→ **WORK REQUIRED**
State the count of lines below in which the word "ylabel" appears, and add nothing.

→ **DATASET ENTRIES**
--- START ---

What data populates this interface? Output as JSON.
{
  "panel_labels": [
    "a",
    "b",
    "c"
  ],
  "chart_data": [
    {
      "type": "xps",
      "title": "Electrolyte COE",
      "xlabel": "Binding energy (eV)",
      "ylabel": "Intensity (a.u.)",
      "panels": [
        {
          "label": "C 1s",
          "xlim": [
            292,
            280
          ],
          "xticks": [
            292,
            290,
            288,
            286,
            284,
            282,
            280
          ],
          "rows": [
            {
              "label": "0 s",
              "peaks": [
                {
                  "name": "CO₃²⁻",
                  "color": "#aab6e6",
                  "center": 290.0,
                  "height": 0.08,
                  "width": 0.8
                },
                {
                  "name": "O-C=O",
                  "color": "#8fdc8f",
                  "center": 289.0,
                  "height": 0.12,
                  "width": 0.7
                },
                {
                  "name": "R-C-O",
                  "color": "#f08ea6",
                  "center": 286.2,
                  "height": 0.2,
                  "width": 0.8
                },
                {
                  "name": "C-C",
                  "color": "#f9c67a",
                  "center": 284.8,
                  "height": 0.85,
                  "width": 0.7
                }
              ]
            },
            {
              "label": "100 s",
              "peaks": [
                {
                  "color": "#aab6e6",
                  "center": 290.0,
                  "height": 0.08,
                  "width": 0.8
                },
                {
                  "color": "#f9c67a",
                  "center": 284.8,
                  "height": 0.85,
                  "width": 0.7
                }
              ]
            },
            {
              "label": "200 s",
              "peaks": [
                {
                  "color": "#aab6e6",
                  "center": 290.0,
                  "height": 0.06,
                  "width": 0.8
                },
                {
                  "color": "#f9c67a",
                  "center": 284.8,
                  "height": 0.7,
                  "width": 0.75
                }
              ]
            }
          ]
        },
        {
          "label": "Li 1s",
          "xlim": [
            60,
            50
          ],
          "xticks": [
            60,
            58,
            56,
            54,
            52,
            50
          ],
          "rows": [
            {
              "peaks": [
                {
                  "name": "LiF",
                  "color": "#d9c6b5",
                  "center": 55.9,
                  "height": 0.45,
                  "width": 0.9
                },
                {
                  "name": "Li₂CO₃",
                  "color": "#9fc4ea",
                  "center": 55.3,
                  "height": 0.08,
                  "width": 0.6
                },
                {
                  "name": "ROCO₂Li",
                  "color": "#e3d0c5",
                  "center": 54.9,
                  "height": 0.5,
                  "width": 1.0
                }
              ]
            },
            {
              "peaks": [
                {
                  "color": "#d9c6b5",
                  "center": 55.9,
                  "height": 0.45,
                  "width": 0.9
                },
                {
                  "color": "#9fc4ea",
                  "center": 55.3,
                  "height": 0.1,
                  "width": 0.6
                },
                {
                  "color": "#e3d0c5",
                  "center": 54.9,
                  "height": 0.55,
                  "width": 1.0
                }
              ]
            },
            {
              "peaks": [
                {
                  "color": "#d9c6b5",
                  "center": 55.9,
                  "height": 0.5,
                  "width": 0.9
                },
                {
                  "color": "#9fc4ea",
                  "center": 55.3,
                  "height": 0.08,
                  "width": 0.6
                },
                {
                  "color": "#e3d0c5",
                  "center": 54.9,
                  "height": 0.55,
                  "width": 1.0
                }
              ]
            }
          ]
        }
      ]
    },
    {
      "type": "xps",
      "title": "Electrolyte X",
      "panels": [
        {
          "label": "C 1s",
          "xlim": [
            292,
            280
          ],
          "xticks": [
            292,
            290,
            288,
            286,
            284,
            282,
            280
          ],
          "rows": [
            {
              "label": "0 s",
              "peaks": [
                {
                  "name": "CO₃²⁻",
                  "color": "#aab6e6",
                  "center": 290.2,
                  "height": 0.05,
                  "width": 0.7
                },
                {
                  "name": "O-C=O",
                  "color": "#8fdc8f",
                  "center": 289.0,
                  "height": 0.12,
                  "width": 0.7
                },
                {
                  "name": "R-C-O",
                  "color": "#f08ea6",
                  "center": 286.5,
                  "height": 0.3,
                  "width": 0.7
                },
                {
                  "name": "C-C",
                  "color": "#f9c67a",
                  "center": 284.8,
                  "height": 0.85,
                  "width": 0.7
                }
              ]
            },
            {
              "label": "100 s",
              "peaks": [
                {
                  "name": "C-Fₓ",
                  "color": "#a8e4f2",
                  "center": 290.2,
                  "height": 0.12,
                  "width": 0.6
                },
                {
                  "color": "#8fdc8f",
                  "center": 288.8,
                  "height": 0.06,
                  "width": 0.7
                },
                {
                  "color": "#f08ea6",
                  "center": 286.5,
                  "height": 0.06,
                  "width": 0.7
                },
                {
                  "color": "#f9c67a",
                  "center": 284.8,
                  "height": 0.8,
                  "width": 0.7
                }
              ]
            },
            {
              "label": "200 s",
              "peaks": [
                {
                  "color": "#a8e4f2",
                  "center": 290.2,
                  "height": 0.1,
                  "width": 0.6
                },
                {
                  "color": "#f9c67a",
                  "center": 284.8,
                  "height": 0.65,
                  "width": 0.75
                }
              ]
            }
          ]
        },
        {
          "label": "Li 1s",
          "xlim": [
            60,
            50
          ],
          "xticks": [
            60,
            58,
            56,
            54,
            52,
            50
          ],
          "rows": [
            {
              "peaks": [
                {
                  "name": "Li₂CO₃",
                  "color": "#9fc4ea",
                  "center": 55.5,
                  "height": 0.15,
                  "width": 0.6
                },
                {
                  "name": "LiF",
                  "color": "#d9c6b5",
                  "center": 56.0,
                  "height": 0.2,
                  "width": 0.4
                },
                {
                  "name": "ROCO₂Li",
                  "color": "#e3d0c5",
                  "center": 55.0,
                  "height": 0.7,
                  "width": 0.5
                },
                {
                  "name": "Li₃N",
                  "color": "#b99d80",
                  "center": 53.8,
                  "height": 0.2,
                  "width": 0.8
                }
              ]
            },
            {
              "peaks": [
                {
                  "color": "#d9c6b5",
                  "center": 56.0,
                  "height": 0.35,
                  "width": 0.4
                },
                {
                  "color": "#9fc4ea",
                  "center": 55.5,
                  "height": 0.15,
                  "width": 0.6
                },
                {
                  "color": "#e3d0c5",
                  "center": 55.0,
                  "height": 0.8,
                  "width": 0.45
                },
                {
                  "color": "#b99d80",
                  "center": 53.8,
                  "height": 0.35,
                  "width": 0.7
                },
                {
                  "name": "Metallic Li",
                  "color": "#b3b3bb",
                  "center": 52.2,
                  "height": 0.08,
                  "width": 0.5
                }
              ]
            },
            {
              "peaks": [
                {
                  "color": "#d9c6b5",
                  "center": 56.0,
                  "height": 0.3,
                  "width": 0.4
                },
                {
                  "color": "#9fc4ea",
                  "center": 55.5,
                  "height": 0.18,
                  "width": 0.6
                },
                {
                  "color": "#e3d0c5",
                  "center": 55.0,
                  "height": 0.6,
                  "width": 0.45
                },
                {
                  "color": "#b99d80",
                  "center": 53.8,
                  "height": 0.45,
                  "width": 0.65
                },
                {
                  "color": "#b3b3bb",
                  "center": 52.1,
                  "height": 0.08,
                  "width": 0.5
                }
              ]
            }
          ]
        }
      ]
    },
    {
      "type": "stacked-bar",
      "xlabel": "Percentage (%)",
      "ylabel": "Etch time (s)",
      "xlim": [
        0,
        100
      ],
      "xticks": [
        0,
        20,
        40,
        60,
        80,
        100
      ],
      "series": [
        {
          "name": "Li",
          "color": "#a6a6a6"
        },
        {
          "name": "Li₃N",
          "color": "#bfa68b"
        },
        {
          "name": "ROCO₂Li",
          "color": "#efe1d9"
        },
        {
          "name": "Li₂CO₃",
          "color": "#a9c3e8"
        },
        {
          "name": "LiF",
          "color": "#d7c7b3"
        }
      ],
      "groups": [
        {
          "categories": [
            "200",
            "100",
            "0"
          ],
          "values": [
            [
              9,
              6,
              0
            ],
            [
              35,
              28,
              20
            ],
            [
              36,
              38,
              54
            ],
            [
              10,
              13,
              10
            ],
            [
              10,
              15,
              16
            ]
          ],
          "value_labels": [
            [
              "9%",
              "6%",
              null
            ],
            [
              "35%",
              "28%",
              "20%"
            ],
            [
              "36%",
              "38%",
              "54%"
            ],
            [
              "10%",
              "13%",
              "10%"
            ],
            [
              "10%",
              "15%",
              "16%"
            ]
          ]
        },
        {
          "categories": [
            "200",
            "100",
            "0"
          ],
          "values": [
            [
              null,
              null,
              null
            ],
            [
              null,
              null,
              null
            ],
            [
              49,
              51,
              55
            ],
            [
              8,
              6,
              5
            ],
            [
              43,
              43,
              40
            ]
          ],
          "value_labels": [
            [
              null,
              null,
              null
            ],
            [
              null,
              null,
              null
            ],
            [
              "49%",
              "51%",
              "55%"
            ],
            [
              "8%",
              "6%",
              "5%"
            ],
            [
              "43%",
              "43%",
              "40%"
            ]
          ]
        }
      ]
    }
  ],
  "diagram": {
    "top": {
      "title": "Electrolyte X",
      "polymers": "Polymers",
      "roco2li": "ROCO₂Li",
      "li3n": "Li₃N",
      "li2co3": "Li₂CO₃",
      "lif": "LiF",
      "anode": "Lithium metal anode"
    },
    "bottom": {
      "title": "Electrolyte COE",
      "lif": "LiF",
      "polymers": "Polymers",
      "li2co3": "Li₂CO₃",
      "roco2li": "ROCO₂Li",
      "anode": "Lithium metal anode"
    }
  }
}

--- END ---

→ **RESULT FOR THIS EXERCISE**
2